→ Written exercise
Report all lines from the entries below in which "JSON" appears.
>> start
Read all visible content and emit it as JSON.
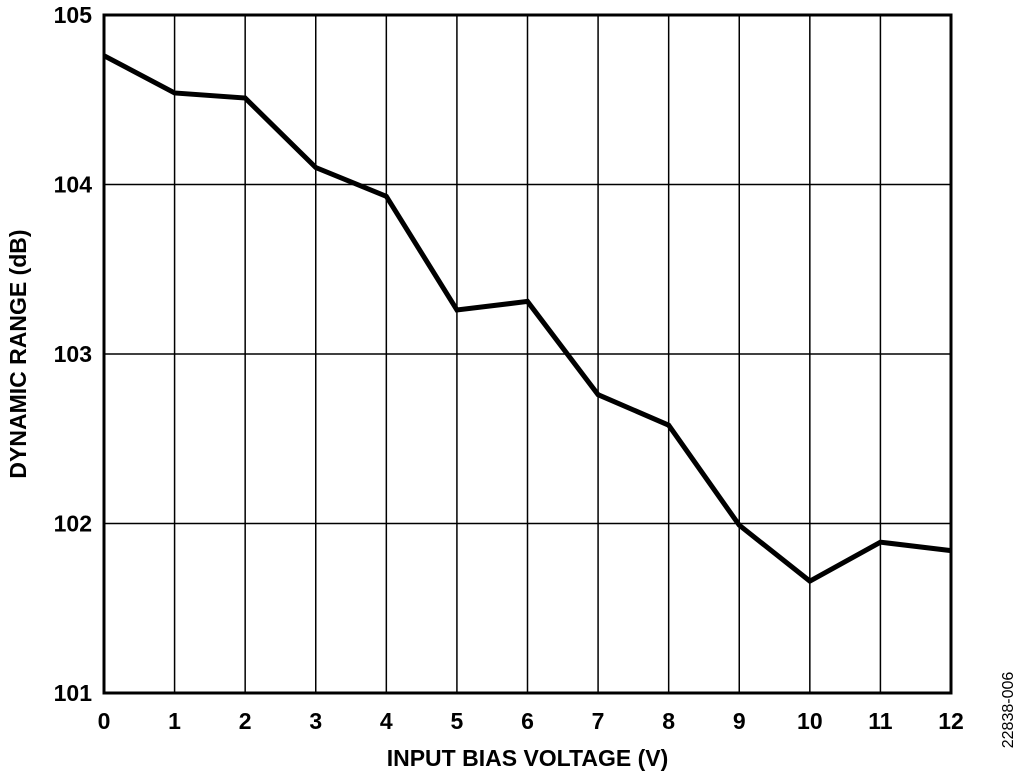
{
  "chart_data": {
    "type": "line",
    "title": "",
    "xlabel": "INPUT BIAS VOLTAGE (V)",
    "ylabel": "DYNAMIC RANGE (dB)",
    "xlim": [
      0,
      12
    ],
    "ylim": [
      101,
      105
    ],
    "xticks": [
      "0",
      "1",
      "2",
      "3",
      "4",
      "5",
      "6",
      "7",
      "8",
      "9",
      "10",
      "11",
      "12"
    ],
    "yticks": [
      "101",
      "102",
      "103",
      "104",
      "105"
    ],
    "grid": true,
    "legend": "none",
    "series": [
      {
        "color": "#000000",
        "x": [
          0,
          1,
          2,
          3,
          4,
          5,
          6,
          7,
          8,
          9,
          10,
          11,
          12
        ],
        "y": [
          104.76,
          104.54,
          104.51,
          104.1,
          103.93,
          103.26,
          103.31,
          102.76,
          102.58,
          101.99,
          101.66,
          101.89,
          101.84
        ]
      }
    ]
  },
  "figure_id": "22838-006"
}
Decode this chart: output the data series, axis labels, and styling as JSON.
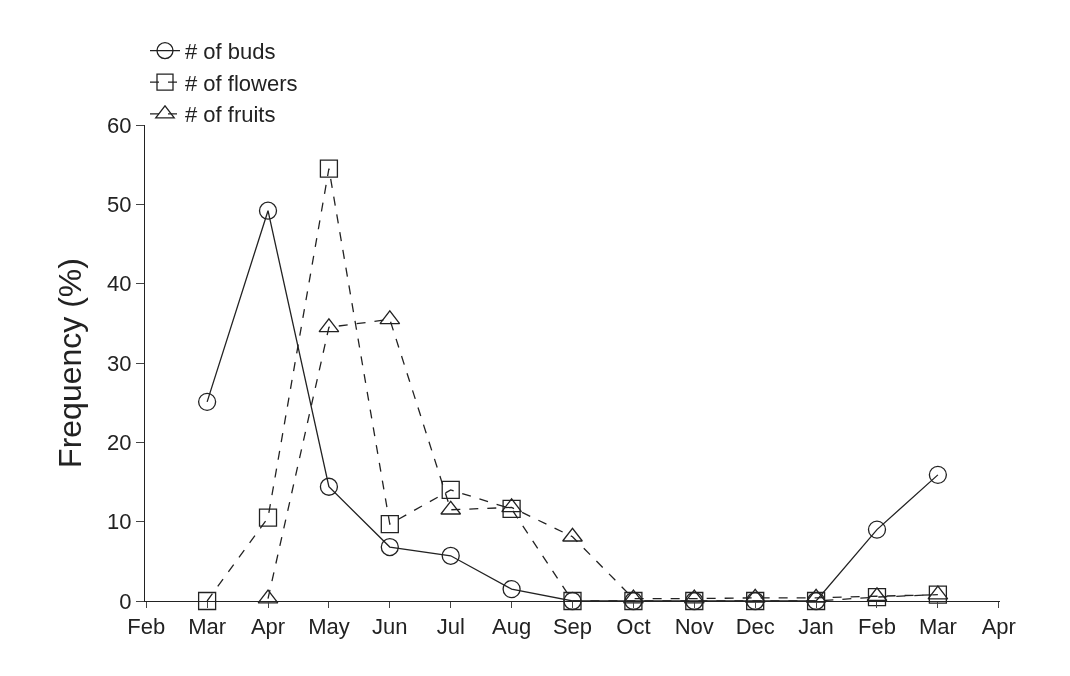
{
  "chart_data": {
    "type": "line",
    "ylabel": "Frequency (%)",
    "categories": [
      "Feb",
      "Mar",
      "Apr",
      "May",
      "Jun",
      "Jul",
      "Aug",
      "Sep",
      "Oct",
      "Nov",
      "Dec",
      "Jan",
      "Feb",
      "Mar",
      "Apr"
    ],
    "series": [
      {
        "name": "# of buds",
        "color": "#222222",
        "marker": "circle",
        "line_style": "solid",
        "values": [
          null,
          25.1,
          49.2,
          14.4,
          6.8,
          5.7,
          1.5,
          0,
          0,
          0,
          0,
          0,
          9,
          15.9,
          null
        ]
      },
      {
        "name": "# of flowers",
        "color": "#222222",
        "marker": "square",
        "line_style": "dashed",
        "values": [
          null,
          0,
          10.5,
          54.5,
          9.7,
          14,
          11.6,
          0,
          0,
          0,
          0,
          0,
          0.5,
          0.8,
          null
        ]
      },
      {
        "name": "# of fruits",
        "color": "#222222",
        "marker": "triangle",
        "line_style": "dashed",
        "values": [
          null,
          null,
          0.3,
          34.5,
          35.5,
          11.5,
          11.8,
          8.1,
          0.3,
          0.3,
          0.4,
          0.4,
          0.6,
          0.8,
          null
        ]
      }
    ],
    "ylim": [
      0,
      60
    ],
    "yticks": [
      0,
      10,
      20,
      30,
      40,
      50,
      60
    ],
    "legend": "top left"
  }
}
>> end
→ Result of the exercise
Read all visible content and emit it as JSON.
Decode this chart: output the data series, axis labels, and styling as JSON.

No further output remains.